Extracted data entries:

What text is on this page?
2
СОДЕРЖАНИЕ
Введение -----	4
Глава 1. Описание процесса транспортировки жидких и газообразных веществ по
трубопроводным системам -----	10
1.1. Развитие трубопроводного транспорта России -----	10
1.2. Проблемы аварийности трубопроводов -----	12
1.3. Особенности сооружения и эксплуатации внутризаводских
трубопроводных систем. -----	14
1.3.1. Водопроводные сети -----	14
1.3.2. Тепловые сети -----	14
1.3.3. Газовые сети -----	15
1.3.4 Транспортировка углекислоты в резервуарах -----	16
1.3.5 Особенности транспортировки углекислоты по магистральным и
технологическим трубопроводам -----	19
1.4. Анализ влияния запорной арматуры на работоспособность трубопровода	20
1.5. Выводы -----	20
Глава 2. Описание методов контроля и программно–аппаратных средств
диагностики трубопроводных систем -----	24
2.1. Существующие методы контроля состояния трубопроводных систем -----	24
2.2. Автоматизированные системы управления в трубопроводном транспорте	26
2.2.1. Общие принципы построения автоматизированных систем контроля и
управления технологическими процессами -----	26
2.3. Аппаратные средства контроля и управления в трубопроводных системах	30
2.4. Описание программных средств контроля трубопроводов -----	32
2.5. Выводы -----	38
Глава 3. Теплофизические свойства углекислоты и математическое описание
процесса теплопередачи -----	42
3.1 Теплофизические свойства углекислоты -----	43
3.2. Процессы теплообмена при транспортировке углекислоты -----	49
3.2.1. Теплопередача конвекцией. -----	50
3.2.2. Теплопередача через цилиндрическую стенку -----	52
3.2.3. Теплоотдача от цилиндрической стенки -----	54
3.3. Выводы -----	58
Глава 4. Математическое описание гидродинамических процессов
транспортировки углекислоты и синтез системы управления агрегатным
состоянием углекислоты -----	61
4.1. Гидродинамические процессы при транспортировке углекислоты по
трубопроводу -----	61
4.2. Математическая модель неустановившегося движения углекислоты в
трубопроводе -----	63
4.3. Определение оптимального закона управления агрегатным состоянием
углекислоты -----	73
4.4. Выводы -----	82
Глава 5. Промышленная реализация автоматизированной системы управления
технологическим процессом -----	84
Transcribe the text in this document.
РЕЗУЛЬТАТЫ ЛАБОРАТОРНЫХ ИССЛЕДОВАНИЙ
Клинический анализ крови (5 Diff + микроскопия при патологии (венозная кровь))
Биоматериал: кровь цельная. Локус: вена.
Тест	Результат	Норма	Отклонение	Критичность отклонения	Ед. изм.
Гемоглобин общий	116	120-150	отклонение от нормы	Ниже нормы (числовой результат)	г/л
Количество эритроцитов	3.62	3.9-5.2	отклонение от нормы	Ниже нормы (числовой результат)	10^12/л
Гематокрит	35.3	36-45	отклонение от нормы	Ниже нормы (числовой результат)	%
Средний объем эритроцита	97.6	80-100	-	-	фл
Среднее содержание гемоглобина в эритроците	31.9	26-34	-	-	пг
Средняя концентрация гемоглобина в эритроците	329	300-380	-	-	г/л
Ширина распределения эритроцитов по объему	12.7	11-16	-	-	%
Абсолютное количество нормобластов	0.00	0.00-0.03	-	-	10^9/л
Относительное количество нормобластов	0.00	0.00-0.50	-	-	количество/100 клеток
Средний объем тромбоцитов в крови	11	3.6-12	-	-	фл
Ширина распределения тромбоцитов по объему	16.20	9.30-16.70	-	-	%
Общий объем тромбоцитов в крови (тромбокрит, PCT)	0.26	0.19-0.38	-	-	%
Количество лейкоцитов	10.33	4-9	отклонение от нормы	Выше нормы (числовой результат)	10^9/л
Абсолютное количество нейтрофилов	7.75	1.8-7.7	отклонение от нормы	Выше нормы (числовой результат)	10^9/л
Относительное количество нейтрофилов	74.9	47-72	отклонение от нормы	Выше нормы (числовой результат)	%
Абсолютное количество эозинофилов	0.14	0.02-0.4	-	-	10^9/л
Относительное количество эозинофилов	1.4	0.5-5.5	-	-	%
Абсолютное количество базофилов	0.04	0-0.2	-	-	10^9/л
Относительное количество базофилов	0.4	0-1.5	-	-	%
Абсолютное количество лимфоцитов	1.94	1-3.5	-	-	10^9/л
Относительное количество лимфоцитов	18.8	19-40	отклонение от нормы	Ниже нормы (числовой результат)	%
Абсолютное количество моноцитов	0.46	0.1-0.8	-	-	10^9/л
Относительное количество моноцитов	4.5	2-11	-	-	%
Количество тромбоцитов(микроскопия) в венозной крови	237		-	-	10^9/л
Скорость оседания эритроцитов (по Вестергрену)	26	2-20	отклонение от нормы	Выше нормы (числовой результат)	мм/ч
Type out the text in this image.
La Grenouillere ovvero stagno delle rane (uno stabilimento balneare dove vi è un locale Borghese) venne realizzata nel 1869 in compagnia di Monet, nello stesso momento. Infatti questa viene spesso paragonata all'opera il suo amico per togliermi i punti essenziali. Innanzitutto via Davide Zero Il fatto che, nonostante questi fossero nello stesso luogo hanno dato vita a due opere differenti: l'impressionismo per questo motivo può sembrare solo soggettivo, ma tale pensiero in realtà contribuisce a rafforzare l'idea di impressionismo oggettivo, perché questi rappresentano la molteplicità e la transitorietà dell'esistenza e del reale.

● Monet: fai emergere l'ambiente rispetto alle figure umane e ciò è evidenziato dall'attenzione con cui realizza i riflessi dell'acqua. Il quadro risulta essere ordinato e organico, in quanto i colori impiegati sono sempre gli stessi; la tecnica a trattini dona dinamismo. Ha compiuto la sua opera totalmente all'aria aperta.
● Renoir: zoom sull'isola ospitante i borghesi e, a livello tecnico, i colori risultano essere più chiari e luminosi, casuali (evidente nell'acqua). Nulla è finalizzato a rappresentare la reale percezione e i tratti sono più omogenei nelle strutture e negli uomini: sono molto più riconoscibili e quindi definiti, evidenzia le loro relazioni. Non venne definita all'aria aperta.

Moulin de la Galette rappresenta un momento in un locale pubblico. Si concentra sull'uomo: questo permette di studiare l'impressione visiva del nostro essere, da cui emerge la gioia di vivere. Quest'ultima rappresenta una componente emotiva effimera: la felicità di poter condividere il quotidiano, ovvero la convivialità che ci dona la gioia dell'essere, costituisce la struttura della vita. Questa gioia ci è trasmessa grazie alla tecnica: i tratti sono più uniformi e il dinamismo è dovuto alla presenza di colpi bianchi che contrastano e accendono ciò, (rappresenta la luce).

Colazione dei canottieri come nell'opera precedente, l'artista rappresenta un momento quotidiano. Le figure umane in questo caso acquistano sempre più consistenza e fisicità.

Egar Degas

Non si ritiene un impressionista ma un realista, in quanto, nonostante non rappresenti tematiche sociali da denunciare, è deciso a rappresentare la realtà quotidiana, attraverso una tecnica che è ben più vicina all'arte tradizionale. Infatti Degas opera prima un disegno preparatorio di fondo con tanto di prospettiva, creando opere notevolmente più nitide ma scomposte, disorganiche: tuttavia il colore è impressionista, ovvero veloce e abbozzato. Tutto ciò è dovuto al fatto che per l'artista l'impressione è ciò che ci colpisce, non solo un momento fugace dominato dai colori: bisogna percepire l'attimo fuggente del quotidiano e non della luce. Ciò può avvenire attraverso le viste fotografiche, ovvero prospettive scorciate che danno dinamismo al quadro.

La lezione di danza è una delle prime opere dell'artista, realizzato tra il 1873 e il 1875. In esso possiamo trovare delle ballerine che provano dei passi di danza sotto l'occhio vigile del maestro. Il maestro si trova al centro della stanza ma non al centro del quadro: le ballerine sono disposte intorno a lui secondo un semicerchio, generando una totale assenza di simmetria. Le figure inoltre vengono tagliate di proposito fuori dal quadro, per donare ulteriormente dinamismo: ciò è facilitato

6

-- Directions for this task --
Extract the full listing above without alteration.

-- Answer --
What text is on this page?
2
СОДЕРЖАНИЕ
Введение -----	4
Глава 1. Описание процесса транспортировки жидких и газообразных веществ по
трубопроводным системам -----	10
1.1. Развитие трубопроводного транспорта России -----	10
1.2. Проблемы аварийности трубопроводов -----	12
1.3. Особенности сооружения и эксплуатации внутризаводских
трубопроводных систем. -----	14
1.3.1. Водопроводные сети -----	14
1.3.2. Тепловые сети -----	14
1.3.3. Газовые сети -----	15
1.3.4 Транспортировка углекислоты в резервуарах -----	16
1.3.5 Особенности транспортировки углекислоты по магистральным и
технологическим трубопроводам -----	19
1.4. Анализ влияния запорной арматуры на работоспособность трубопровода	20
1.5. Выводы -----	20
Глава 2. Описание методов контроля и программно–аппаратных средств
диагностики трубопроводных систем -----	24
2.1. Существующие методы контроля состояния трубопроводных систем -----	24
2.2. Автоматизированные системы управления в трубопроводном транспорте	26
2.2.1. Общие принципы построения автоматизированных систем контроля и
управления технологическими процессами -----	26
2.3. Аппаратные средства контроля и управления в трубопроводных системах	30
2.4. Описание программных средств контроля трубопроводов -----	32
2.5. Выводы -----	38
Глава 3. Теплофизические свойства углекислоты и математическое описание
процесса теплопередачи -----	42
3.1 Теплофизические свойства углекислоты -----	43
3.2. Процессы теплообмена при транспортировке углекислоты -----	49
3.2.1. Теплопередача конвекцией. -----	50
3.2.2. Теплопередача через цилиндрическую стенку -----	52
3.2.3. Теплоотдача от цилиндрической стенки -----	54
3.3. Выводы -----	58
Глава 4. Математическое описание гидродинамических процессов
транспортировки углекислоты и синтез системы управления агрегатным
состоянием углекислоты -----	61
4.1. Гидродинамические процессы при транспортировке углекислоты по
трубопроводу -----	61
4.2. Математическая модель неустановившегося движения углекислоты в
трубопроводе -----	63
4.3. Определение оптимального закона управления агрегатным состоянием
углекислоты -----	73
4.4. Выводы -----	82
Глава 5. Промышленная реализация автоматизированной системы управления
технологическим процессом -----	84
Transcribe the text in this document.
РЕЗУЛЬТАТЫ ЛАБОРАТОРНЫХ ИССЛЕДОВАНИЙ
Клинический анализ крови (5 Diff + микроскопия при патологии (венозная кровь))
Биоматериал: кровь цельная. Локус: вена.
Тест	Результат	Норма	Отклонение	Критичность отклонения	Ед. изм.
Гемоглобин общий	116	120-150	отклонение от нормы	Ниже нормы (числовой результат)	г/л
Количество эритроцитов	3.62	3.9-5.2	отклонение от нормы	Ниже нормы (числовой результат)	10^12/л
Гематокрит	35.3	36-45	отклонение от нормы	Ниже нормы (числовой результат)	%
Средний объем эритроцита	97.6	80-100	-	-	фл
Среднее содержание гемоглобина в эритроците	31.9	26-34	-	-	пг
Средняя концентрация гемоглобина в эритроците	329	300-380	-	-	г/л
Ширина распределения эритроцитов по объему	12.7	11-16	-	-	%
Абсолютное количество нормобластов	0.00	0.00-0.03	-	-	10^9/л
Относительное количество нормобластов	0.00	0.00-0.50	-	-	количество/100 клеток
Средний объем тромбоцитов в крови	11	3.6-12	-	-	фл
Ширина распределения тромбоцитов по объему	16.20	9.30-16.70	-	-	%
Общий объем тромбоцитов в крови (тромбокрит, PCT)	0.26	0.19-0.38	-	-	%
Количество лейкоцитов	10.33	4-9	отклонение от нормы	Выше нормы (числовой результат)	10^9/л
Абсолютное количество нейтрофилов	7.75	1.8-7.7	отклонение от нормы	Выше нормы (числовой результат)	10^9/л
Относительное количество нейтрофилов	74.9	47-72	отклонение от нормы	Выше нормы (числовой результат)	%
Абсолютное количество эозинофилов	0.14	0.02-0.4	-	-	10^9/л
Относительное количество эозинофилов	1.4	0.5-5.5	-	-	%
Абсолютное количество базофилов	0.04	0-0.2	-	-	10^9/л
Относительное количество базофилов	0.4	0-1.5	-	-	%
Абсолютное количество лимфоцитов	1.94	1-3.5	-	-	10^9/л
Относительное количество лимфоцитов	18.8	19-40	отклонение от нормы	Ниже нормы (числовой результат)	%
Абсолютное количество моноцитов	0.46	0.1-0.8	-	-	10^9/л
Относительное количество моноцитов	4.5	2-11	-	-	%
Количество тромбоцитов(микроскопия) в венозной крови	237		-	-	10^9/л
Скорость оседания эритроцитов (по Вестергрену)	26	2-20	отклонение от нормы	Выше нормы (числовой результат)	мм/ч
Type out the text in this image.
La Grenouillere ovvero stagno delle rane (uno stabilimento balneare dove vi è un locale Borghese) venne realizzata nel 1869 in compagnia di Monet, nello stesso momento. Infatti questa viene spesso paragonata all'opera il suo amico per togliermi i punti essenziali. Innanzitutto via Davide Zero Il fatto che, nonostante questi fossero nello stesso luogo hanno dato vita a due opere differenti: l'impressionismo per questo motivo può sembrare solo soggettivo, ma tale pensiero in realtà contribuisce a rafforzare l'idea di impressionismo oggettivo, perché questi rappresentano la molteplicità e la transitorietà dell'esistenza e del reale.

● Monet: fai emergere l'ambiente rispetto alle figure umane e ciò è evidenziato dall'attenzione con cui realizza i riflessi dell'acqua. Il quadro risulta essere ordinato e organico, in quanto i colori impiegati sono sempre gli stessi; la tecnica a trattini dona dinamismo. Ha compiuto la sua opera totalmente all'aria aperta.
● Renoir: zoom sull'isola ospitante i borghesi e, a livello tecnico, i colori risultano essere più chiari e luminosi, casuali (evidente nell'acqua). Nulla è finalizzato a rappresentare la reale percezione e i tratti sono più omogenei nelle strutture e negli uomini: sono molto più riconoscibili e quindi definiti, evidenzia le loro relazioni. Non venne definita all'aria aperta.

Moulin de la Galette rappresenta un momento in un locale pubblico. Si concentra sull'uomo: questo permette di studiare l'impressione visiva del nostro essere, da cui emerge la gioia di vivere. Quest'ultima rappresenta una componente emotiva effimera: la felicità di poter condividere il quotidiano, ovvero la convivialità che ci dona la gioia dell'essere, costituisce la struttura della vita. Questa gioia ci è trasmessa grazie alla tecnica: i tratti sono più uniformi e il dinamismo è dovuto alla presenza di colpi bianchi che contrastano e accendono ciò, (rappresenta la luce).

Colazione dei canottieri come nell'opera precedente, l'artista rappresenta un momento quotidiano. Le figure umane in questo caso acquistano sempre più consistenza e fisicità.

Egar Degas

Non si ritiene un impressionista ma un realista, in quanto, nonostante non rappresenti tematiche sociali da denunciare, è deciso a rappresentare la realtà quotidiana, attraverso una tecnica che è ben più vicina all'arte tradizionale. Infatti Degas opera prima un disegno preparatorio di fondo con tanto di prospettiva, creando opere notevolmente più nitide ma scomposte, disorganiche: tuttavia il colore è impressionista, ovvero veloce e abbozzato. Tutto ciò è dovuto al fatto che per l'artista l'impressione è ciò che ci colpisce, non solo un momento fugace dominato dai colori: bisogna percepire l'attimo fuggente del quotidiano e non della luce. Ciò può avvenire attraverso le viste fotografiche, ovvero prospettive scorciate che danno dinamismo al quadro.

La lezione di danza è una delle prime opere dell'artista, realizzato tra il 1873 e il 1875. In esso possiamo trovare delle ballerine che provano dei passi di danza sotto l'occhio vigile del maestro. Il maestro si trova al centro della stanza ma non al centro del quadro: le ballerine sono disposte intorno a lui secondo un semicerchio, generando una totale assenza di simmetria. Le figure inoltre vengono tagliate di proposito fuori dal quadro, per donare ulteriormente dinamismo: ciò è facilitato

6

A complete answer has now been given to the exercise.